### REQUIRED TASK
Go through the records below line by line. Count the lines with "this" and give the count alone.
== MATERIAL PROVIDED ==
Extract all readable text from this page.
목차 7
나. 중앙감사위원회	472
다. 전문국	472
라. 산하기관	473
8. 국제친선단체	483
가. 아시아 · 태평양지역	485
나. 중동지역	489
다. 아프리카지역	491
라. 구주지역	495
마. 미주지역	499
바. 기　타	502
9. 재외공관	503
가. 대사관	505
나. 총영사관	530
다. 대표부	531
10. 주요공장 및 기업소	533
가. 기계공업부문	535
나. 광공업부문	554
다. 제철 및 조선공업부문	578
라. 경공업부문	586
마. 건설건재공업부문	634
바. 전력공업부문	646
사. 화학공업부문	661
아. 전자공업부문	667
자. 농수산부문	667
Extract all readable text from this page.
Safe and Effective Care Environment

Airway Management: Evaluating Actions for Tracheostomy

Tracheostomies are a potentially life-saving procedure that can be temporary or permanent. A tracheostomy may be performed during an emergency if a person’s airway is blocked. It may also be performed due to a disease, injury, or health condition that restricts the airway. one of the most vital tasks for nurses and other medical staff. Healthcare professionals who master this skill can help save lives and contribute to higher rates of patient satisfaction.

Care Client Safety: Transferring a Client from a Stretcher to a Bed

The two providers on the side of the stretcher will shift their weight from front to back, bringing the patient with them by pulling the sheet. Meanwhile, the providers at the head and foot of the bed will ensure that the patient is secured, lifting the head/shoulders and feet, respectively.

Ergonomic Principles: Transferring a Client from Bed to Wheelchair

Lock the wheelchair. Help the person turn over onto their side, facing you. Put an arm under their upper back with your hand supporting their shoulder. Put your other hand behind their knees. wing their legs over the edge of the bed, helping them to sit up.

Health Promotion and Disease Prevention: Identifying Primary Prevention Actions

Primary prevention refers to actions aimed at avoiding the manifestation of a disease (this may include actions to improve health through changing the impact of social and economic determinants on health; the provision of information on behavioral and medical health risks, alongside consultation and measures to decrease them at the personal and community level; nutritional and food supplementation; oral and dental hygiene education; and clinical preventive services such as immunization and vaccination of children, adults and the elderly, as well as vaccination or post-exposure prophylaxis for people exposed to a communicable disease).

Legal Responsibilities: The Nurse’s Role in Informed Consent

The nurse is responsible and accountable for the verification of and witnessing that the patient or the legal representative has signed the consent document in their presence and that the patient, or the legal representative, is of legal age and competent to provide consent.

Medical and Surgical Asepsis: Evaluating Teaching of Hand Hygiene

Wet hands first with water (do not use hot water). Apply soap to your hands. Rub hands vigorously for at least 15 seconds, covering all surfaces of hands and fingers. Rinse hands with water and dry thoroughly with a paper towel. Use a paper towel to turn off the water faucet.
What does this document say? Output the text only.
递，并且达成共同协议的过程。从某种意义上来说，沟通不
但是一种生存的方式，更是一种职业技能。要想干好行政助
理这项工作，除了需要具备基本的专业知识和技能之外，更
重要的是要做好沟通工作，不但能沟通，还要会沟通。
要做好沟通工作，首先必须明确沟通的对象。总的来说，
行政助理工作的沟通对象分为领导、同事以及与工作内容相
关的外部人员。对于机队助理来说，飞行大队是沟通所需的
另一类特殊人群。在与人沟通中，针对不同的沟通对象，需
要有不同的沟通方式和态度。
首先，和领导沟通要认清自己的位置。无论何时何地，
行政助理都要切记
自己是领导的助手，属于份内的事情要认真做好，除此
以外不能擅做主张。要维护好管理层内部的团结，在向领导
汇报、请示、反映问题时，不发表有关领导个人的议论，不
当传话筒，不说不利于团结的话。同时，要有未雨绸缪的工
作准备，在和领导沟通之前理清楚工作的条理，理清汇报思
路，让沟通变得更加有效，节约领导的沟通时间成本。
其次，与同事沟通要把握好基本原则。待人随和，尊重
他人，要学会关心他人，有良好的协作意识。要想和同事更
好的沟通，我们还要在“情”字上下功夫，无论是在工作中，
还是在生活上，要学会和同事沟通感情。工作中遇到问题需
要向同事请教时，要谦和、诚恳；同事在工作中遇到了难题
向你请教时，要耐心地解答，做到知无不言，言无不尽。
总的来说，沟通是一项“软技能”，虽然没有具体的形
===
### TASK OUTPUT
5